[begin DATASET RECORDS]

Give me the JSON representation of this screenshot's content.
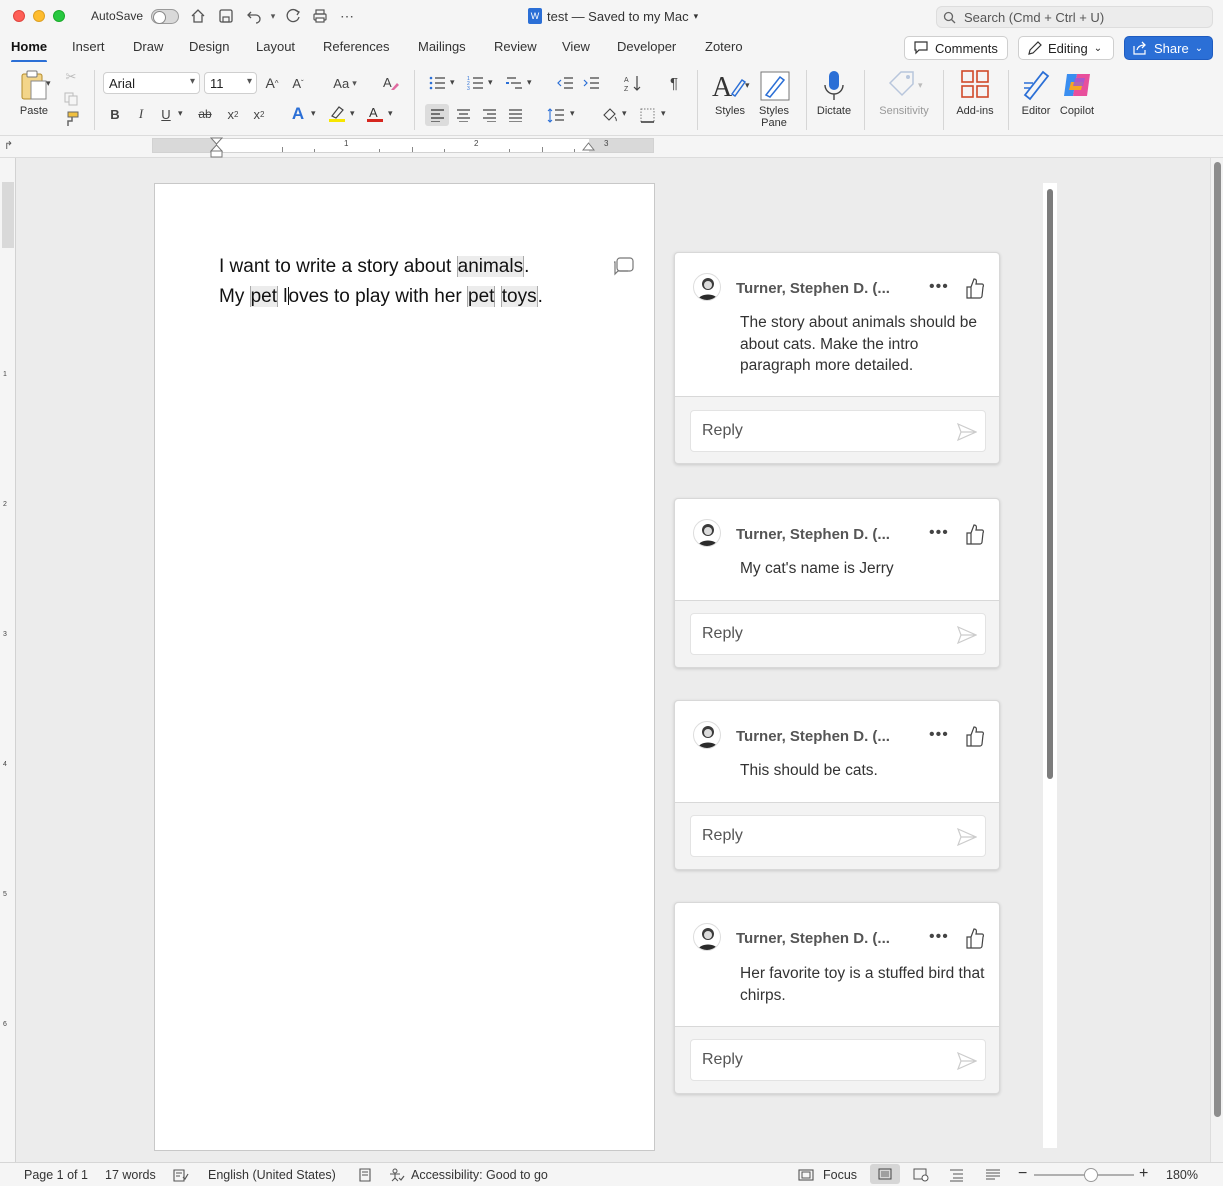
{
  "titlebar": {
    "autosave_label": "AutoSave",
    "doc_title": "test — Saved to my Mac",
    "search_placeholder": "Search (Cmd + Ctrl + U)"
  },
  "tabs": [
    "Home",
    "Insert",
    "Draw",
    "Design",
    "Layout",
    "References",
    "Mailings",
    "Review",
    "View",
    "Developer",
    "Zotero"
  ],
  "tab_actions": {
    "comments": "Comments",
    "editing": "Editing",
    "share": "Share"
  },
  "ribbon": {
    "paste_label": "Paste",
    "font_name": "Arial",
    "font_size": "11",
    "styles_label": "Styles",
    "styles_pane_label": "Styles Pane",
    "dictate_label": "Dictate",
    "sensitivity_label": "Sensitivity",
    "addins_label": "Add-ins",
    "editor_label": "Editor",
    "copilot_label": "Copilot",
    "change_case": "Aa",
    "bold": "B",
    "italic": "I",
    "underline": "U",
    "strike": "ab",
    "subscript": "x",
    "superscript": "x",
    "pilcrow": "¶"
  },
  "ruler": {
    "numbers": [
      "1",
      "2",
      "3"
    ]
  },
  "vruler": {
    "numbers": [
      "1",
      "2",
      "3",
      "4",
      "5",
      "6"
    ]
  },
  "document": {
    "line1": {
      "before": "I want to write a story about ",
      "hl": "animals",
      "after": "."
    },
    "line2": {
      "w1": "My ",
      "hl1": "pet",
      "mid1": " l",
      "mid2": "oves to play with her ",
      "hl2": "pet",
      "sp": " ",
      "hl3": "toys",
      "end": "."
    }
  },
  "comments": [
    {
      "author": "Turner, Stephen D. (...",
      "text": "The story about animals should be about cats. Make the intro paragraph more detailed.",
      "reply_placeholder": "Reply"
    },
    {
      "author": "Turner, Stephen D. (...",
      "text": "My cat's name is Jerry",
      "reply_placeholder": "Reply"
    },
    {
      "author": "Turner, Stephen D. (...",
      "text": "This should be cats.",
      "reply_placeholder": "Reply"
    },
    {
      "author": "Turner, Stephen D. (...",
      "text": "Her favorite toy is a stuffed bird that chirps.",
      "reply_placeholder": "Reply"
    }
  ],
  "statusbar": {
    "page": "Page 1 of 1",
    "words": "17 words",
    "language": "English (United States)",
    "accessibility": "Accessibility: Good to go",
    "focus": "Focus",
    "zoom": "180%"
  },
  "colors": {
    "accent": "#2b6fd6",
    "highlight": "#ececec"
  }
}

[end DATASET RECORDS]

__WRITTEN INSTRUCTION__:
Except for the pictures, reproduce every line exactly.

__FULL RESPONSE__:
Give me the JSON representation of this screenshot's content.
{
  "titlebar": {
    "autosave_label": "AutoSave",
    "doc_title": "test — Saved to my Mac",
    "search_placeholder": "Search (Cmd + Ctrl + U)"
  },
  "tabs": [
    "Home",
    "Insert",
    "Draw",
    "Design",
    "Layout",
    "References",
    "Mailings",
    "Review",
    "View",
    "Developer",
    "Zotero"
  ],
  "tab_actions": {
    "comments": "Comments",
    "editing": "Editing",
    "share": "Share"
  },
  "ribbon": {
    "paste_label": "Paste",
    "font_name": "Arial",
    "font_size": "11",
    "styles_label": "Styles",
    "styles_pane_label": "Styles Pane",
    "dictate_label": "Dictate",
    "sensitivity_label": "Sensitivity",
    "addins_label": "Add-ins",
    "editor_label": "Editor",
    "copilot_label": "Copilot",
    "change_case": "Aa",
    "bold": "B",
    "italic": "I",
    "underline": "U",
    "strike": "ab",
    "subscript": "x",
    "superscript": "x",
    "pilcrow": "¶"
  },
  "ruler": {
    "numbers": [
      "1",
      "2",
      "3"
    ]
  },
  "vruler": {
    "numbers": [
      "1",
      "2",
      "3",
      "4",
      "5",
      "6"
    ]
  },
  "document": {
    "line1": {
      "before": "I want to write a story about ",
      "hl": "animals",
      "after": "."
    },
    "line2": {
      "w1": "My ",
      "hl1": "pet",
      "mid1": " l",
      "mid2": "oves to play with her ",
      "hl2": "pet",
      "sp": " ",
      "hl3": "toys",
      "end": "."
    }
  },
  "comments": [
    {
      "author": "Turner, Stephen D. (...",
      "text": "The story about animals should be about cats. Make the intro paragraph more detailed.",
      "reply_placeholder": "Reply"
    },
    {
      "author": "Turner, Stephen D. (...",
      "text": "My cat's name is Jerry",
      "reply_placeholder": "Reply"
    },
    {
      "author": "Turner, Stephen D. (...",
      "text": "This should be cats.",
      "reply_placeholder": "Reply"
    },
    {
      "author": "Turner, Stephen D. (...",
      "text": "Her favorite toy is a stuffed bird that chirps.",
      "reply_placeholder": "Reply"
    }
  ],
  "statusbar": {
    "page": "Page 1 of 1",
    "words": "17 words",
    "language": "English (United States)",
    "accessibility": "Accessibility: Good to go",
    "focus": "Focus",
    "zoom": "180%"
  },
  "colors": {
    "accent": "#2b6fd6",
    "highlight": "#ececec"
  }
}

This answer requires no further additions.